Element and region data:
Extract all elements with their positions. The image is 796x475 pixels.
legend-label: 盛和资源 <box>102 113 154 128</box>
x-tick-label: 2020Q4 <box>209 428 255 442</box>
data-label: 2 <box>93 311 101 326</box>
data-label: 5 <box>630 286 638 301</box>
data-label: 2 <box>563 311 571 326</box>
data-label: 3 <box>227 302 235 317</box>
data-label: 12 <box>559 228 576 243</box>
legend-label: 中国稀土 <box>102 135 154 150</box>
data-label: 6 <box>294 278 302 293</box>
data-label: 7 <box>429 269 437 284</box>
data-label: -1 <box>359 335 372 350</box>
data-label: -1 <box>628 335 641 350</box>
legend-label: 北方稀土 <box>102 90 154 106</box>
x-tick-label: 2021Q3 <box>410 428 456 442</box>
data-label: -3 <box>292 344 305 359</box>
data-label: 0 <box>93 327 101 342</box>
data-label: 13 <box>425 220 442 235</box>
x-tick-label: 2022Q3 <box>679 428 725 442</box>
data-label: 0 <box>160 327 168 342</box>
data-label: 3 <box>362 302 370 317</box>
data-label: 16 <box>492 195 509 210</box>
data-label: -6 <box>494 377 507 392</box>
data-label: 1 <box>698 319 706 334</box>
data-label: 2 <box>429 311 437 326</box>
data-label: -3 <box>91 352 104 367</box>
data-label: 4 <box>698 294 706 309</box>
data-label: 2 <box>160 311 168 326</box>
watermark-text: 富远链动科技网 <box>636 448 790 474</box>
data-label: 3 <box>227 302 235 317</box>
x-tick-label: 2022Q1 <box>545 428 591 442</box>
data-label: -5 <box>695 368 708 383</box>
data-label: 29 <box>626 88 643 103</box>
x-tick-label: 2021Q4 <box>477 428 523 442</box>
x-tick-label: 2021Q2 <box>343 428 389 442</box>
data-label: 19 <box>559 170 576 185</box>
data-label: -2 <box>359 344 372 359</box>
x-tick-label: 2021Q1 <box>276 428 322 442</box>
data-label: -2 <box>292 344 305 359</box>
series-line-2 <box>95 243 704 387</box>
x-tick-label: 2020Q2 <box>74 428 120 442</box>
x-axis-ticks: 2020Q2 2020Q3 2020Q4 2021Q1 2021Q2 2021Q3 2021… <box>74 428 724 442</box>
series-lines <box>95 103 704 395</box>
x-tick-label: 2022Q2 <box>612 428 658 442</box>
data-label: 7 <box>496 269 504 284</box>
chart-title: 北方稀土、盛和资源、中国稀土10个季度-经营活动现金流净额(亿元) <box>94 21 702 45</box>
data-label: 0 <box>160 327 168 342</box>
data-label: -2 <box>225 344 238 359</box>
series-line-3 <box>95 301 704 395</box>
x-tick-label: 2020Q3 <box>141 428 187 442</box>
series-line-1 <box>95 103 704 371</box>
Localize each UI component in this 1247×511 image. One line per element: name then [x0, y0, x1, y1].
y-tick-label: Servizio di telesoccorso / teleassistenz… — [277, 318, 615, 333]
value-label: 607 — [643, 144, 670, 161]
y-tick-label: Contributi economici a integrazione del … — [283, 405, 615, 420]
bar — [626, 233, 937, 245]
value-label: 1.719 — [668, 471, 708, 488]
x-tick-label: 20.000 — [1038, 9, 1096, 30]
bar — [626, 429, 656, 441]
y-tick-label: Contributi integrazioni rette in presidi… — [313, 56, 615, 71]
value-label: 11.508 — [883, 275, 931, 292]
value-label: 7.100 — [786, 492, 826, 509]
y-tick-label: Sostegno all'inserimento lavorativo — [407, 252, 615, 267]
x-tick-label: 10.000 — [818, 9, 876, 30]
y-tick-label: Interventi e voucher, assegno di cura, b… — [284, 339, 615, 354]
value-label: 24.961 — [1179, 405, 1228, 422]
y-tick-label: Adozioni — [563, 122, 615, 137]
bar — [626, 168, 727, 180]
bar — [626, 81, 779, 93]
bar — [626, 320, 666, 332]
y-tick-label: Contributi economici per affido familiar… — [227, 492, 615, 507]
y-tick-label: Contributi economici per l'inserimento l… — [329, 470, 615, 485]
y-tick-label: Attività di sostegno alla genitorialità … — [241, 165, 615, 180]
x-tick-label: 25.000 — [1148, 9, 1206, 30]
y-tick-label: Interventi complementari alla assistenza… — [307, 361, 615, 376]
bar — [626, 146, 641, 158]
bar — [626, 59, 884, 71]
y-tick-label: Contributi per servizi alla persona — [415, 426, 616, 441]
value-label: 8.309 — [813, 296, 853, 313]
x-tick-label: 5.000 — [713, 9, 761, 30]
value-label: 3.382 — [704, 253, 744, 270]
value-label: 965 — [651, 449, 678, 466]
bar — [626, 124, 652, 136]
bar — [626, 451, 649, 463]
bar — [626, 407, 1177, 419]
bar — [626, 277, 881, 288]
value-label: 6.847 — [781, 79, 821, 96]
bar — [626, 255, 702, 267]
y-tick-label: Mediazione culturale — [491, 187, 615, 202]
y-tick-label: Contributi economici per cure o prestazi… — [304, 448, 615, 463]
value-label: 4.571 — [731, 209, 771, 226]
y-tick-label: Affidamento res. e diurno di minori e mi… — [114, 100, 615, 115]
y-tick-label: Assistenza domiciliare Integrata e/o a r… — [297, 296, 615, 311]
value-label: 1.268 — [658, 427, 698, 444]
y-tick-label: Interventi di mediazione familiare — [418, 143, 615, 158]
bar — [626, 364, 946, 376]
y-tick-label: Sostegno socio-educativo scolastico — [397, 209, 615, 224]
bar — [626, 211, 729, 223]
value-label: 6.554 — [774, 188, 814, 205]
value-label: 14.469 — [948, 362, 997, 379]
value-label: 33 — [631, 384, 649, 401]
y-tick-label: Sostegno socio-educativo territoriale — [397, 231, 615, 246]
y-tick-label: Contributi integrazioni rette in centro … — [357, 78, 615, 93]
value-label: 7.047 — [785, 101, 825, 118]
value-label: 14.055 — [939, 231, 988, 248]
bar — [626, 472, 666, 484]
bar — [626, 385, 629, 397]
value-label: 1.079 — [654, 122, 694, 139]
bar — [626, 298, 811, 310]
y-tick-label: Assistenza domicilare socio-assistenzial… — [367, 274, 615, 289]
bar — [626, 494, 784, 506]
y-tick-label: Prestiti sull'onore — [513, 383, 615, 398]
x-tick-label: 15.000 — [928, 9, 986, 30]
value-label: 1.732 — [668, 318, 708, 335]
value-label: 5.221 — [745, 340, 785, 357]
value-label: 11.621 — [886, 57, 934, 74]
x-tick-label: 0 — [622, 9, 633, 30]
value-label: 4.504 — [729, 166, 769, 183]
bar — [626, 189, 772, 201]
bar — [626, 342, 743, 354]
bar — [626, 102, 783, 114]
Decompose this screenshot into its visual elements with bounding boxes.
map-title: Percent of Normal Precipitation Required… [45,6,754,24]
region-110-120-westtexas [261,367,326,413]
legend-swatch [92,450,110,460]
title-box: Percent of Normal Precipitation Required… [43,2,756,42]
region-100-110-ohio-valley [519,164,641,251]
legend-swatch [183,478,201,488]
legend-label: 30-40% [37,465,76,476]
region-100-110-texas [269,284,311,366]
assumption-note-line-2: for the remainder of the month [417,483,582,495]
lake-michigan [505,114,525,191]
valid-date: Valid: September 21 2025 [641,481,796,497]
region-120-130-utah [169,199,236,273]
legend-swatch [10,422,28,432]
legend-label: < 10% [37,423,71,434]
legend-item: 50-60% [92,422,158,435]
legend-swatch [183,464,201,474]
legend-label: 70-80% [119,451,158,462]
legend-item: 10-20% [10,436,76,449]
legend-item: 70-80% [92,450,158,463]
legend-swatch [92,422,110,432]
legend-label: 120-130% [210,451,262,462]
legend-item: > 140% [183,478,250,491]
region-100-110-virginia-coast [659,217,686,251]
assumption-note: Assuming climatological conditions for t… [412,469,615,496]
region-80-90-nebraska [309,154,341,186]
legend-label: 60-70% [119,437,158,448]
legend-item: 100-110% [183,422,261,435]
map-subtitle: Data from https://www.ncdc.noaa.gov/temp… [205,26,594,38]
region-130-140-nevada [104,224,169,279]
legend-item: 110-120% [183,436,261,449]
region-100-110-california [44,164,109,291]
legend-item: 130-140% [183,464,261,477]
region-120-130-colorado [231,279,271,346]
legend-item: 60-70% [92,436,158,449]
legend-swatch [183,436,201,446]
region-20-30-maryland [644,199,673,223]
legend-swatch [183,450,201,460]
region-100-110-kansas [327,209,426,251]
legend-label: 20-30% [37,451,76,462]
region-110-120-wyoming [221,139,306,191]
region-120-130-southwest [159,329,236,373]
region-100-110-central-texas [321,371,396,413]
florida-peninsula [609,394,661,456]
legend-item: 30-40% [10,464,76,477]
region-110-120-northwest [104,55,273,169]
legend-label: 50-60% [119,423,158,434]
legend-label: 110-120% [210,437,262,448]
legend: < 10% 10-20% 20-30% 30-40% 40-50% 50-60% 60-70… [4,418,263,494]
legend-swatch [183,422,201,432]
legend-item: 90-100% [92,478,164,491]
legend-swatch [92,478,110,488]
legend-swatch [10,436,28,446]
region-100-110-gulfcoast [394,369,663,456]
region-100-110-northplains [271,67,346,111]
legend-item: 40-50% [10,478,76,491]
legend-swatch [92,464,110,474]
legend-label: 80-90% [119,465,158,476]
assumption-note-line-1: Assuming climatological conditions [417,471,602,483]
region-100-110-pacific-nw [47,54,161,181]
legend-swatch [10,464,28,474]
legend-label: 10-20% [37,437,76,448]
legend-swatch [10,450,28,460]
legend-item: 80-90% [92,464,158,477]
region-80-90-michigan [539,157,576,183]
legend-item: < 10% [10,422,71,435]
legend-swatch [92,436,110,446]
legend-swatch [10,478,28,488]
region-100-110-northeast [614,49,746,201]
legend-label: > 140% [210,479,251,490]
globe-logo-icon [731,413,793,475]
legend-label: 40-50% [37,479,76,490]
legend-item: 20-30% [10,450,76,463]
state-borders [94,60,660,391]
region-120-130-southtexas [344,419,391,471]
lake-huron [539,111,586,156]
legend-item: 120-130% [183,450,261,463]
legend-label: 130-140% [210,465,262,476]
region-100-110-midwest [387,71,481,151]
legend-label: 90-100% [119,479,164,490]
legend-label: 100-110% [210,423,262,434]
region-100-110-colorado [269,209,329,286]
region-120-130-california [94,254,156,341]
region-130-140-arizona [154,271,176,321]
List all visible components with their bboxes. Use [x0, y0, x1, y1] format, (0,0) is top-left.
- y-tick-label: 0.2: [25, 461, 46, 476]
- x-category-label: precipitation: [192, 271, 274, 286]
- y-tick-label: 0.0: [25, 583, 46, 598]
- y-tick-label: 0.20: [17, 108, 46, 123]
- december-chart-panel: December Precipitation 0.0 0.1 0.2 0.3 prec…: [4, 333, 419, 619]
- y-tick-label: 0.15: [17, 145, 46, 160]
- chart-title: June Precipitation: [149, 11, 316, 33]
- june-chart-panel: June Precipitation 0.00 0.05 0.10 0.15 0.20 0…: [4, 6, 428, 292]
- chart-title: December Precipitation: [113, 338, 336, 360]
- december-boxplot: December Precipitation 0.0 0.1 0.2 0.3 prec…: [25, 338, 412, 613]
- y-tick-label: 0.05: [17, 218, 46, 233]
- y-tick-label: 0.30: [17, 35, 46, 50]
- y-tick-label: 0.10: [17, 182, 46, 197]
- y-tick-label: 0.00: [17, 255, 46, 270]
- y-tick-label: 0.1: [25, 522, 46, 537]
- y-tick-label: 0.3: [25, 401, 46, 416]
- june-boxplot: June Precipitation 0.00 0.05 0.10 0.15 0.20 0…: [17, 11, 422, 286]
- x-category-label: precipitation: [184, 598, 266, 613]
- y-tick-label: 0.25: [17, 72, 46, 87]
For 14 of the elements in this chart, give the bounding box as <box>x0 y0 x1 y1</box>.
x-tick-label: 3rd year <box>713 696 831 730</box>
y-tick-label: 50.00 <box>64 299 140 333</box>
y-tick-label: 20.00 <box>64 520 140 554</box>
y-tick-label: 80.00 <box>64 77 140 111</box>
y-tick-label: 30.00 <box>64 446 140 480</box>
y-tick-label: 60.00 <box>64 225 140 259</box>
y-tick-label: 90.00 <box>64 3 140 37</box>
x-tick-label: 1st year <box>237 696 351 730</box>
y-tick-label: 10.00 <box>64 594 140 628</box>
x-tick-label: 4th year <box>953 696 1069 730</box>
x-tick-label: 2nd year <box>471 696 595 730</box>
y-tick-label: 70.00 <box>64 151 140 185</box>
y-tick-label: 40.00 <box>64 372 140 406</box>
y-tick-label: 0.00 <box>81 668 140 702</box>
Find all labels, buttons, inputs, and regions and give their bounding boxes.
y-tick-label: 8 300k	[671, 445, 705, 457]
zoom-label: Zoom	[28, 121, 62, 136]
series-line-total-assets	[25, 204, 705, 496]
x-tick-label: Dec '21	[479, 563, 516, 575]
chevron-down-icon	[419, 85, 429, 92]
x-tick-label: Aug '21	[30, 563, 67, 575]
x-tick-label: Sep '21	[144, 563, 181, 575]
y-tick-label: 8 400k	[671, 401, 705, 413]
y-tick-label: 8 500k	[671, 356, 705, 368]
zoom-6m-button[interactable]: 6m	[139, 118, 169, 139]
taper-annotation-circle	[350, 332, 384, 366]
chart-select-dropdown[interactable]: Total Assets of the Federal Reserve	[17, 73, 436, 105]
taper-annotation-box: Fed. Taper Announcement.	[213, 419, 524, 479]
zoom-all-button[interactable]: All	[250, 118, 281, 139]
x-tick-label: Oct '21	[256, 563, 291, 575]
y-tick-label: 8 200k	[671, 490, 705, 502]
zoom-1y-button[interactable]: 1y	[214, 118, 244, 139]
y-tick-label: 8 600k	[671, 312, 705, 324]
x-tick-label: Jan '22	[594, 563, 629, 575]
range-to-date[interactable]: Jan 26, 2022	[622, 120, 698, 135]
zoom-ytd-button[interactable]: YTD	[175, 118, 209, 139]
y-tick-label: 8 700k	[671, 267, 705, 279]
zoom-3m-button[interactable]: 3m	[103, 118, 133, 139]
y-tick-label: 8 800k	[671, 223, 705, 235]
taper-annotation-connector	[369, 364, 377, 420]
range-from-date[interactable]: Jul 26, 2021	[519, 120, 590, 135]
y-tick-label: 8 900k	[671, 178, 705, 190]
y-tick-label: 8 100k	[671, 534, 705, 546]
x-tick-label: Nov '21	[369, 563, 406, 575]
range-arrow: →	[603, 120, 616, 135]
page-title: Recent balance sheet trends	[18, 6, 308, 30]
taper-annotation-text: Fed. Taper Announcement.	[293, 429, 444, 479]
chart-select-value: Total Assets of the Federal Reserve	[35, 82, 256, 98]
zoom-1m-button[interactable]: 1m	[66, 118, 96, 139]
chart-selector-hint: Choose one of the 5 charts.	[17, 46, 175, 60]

### EXERCISE:
Copy out the lines from the very first one through the line that contains "data-label: 1 <box>698 319 706 334</box>", including both ends.

### ANSWER TO THE EXERCISE:
Extract all elements with their positions. The image is 796x475 pixels.
legend-label: 盛和资源 <box>102 113 154 128</box>
x-tick-label: 2020Q4 <box>209 428 255 442</box>
data-label: 2 <box>93 311 101 326</box>
data-label: 5 <box>630 286 638 301</box>
data-label: 2 <box>563 311 571 326</box>
data-label: 3 <box>227 302 235 317</box>
data-label: 12 <box>559 228 576 243</box>
legend-label: 中国稀土 <box>102 135 154 150</box>
data-label: 6 <box>294 278 302 293</box>
data-label: 7 <box>429 269 437 284</box>
data-label: -1 <box>359 335 372 350</box>
data-label: -1 <box>628 335 641 350</box>
legend-label: 北方稀土 <box>102 90 154 106</box>
x-tick-label: 2021Q3 <box>410 428 456 442</box>
data-label: -3 <box>292 344 305 359</box>
data-label: 0 <box>93 327 101 342</box>
data-label: 13 <box>425 220 442 235</box>
x-tick-label: 2022Q3 <box>679 428 725 442</box>
data-label: 0 <box>160 327 168 342</box>
data-label: 3 <box>362 302 370 317</box>
data-label: 16 <box>492 195 509 210</box>
data-label: -6 <box>494 377 507 392</box>
data-label: 1 <box>698 319 706 334</box>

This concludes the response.